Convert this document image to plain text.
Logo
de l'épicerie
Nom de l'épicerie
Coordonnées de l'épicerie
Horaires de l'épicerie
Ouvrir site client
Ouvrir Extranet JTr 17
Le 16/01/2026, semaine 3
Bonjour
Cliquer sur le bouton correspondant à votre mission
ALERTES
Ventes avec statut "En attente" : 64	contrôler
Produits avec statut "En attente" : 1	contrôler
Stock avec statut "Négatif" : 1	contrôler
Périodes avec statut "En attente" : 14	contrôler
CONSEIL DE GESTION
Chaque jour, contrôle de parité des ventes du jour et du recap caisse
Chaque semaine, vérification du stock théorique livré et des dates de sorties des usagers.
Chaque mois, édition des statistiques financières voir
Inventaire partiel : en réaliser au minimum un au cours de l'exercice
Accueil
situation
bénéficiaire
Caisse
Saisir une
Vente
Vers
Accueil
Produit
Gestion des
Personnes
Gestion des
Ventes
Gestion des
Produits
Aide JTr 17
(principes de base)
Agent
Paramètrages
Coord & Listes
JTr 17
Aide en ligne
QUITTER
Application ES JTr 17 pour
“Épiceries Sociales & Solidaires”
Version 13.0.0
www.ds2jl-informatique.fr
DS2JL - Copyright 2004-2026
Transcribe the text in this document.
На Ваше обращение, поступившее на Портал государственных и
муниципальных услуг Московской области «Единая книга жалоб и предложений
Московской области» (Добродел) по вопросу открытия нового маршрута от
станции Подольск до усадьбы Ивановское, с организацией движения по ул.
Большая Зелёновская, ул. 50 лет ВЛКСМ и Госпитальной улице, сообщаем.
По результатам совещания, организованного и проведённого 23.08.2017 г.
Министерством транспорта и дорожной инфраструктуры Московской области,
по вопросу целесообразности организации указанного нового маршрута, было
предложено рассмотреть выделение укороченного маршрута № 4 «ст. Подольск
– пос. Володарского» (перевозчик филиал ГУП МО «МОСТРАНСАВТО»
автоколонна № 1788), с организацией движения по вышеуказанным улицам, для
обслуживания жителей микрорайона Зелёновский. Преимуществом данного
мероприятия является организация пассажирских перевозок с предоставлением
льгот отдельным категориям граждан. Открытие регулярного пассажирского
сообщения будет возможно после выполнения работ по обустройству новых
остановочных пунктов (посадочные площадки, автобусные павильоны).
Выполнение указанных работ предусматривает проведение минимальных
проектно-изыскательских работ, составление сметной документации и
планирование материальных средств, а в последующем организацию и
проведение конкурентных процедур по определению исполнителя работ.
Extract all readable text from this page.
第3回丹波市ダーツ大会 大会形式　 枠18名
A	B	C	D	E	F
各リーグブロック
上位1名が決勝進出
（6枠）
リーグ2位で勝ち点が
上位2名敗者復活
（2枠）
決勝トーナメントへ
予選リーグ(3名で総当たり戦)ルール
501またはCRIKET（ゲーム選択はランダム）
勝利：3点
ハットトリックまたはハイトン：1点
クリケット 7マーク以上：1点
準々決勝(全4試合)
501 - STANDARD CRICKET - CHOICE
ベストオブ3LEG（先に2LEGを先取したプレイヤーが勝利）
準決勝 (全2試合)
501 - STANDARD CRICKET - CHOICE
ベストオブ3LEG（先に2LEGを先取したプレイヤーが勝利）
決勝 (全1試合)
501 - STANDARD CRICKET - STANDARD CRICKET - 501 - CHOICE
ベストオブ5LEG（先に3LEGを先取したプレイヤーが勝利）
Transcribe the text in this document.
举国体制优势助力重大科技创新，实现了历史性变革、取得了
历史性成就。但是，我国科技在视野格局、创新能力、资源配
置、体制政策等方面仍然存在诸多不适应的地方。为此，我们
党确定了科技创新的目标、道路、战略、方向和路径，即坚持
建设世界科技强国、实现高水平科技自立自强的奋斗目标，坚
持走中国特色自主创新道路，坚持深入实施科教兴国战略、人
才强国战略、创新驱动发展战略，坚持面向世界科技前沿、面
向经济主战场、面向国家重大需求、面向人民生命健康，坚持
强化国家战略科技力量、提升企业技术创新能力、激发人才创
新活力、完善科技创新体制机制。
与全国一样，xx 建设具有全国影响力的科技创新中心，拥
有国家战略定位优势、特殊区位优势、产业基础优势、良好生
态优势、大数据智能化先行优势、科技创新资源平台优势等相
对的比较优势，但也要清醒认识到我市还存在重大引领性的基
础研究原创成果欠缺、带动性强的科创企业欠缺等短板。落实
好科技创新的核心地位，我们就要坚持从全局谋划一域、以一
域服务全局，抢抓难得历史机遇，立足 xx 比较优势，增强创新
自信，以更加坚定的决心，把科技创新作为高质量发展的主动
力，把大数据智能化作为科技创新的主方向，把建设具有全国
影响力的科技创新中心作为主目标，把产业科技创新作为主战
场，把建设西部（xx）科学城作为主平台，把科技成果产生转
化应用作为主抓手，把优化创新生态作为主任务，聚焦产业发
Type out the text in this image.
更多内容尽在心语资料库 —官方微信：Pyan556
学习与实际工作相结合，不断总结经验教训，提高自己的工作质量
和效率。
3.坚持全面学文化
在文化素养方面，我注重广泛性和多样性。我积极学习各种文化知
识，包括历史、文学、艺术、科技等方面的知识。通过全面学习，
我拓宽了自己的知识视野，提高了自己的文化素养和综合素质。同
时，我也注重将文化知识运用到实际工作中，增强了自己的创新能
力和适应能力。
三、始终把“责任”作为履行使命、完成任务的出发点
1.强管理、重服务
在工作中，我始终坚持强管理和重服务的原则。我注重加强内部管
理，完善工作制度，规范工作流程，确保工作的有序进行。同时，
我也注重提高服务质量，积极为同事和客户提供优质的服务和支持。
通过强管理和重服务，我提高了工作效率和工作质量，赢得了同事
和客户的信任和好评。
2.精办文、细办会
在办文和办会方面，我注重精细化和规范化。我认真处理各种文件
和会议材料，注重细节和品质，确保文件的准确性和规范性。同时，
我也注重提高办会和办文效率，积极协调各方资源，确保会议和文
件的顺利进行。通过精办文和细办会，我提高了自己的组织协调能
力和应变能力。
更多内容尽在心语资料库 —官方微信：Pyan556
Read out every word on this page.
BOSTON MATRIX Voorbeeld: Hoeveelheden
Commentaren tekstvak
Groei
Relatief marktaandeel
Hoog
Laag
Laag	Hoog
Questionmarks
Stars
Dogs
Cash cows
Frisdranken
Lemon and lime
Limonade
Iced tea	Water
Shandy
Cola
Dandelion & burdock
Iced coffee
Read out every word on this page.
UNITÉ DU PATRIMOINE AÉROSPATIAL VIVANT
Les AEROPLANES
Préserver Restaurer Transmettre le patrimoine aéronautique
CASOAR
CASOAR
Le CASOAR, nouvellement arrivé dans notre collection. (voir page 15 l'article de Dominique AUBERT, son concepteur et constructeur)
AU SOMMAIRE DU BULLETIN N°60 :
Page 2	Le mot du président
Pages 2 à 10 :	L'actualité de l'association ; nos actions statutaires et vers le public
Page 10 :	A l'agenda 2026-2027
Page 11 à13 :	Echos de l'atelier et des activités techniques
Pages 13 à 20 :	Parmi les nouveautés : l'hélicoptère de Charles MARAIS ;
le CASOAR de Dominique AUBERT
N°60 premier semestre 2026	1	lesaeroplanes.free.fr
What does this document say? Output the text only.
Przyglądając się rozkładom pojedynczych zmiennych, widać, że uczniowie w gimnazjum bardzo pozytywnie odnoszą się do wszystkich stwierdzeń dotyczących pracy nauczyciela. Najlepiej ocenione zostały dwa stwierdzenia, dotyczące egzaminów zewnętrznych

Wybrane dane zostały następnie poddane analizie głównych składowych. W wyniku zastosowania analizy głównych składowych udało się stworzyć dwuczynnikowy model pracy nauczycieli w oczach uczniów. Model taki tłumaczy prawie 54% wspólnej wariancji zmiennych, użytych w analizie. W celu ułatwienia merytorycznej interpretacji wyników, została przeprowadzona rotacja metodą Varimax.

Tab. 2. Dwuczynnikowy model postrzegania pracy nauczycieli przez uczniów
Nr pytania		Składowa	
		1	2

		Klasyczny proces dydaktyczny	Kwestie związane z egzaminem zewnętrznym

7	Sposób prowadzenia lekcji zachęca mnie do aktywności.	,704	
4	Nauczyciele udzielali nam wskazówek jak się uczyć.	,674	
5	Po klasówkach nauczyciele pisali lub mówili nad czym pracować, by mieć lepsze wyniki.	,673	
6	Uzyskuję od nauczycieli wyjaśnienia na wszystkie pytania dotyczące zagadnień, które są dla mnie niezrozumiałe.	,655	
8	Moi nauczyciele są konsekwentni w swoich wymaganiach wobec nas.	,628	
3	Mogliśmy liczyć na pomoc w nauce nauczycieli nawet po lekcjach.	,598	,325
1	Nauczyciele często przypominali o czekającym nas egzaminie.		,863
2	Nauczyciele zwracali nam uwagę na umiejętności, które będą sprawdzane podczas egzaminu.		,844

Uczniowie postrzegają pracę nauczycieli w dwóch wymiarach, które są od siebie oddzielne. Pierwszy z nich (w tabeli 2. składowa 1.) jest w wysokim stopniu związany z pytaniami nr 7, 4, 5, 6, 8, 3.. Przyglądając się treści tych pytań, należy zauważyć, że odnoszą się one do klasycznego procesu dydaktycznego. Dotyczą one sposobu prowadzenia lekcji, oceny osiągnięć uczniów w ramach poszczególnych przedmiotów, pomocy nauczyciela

==================================================

• **WHAT YOU HAVE TO DO**: Looking at the data above, show all lines where the word "dotyczące" occurs.

• **FINISHED TASK**:
Przyglądając się rozkładom pojedynczych zmiennych, widać, że uczniowie w gimnazjum bardzo pozytywnie odnoszą się do wszystkich stwierdzeń dotyczących pracy nauczyciela. Najlepiej ocenione zostały dwa stwierdzenia, dotyczące egzaminów zewnętrznych
6	Uzyskuję od nauczycieli wyjaśnienia na wszystkie pytania dotyczące zagadnień, które są dla mnie niezrozumiałe.	,655	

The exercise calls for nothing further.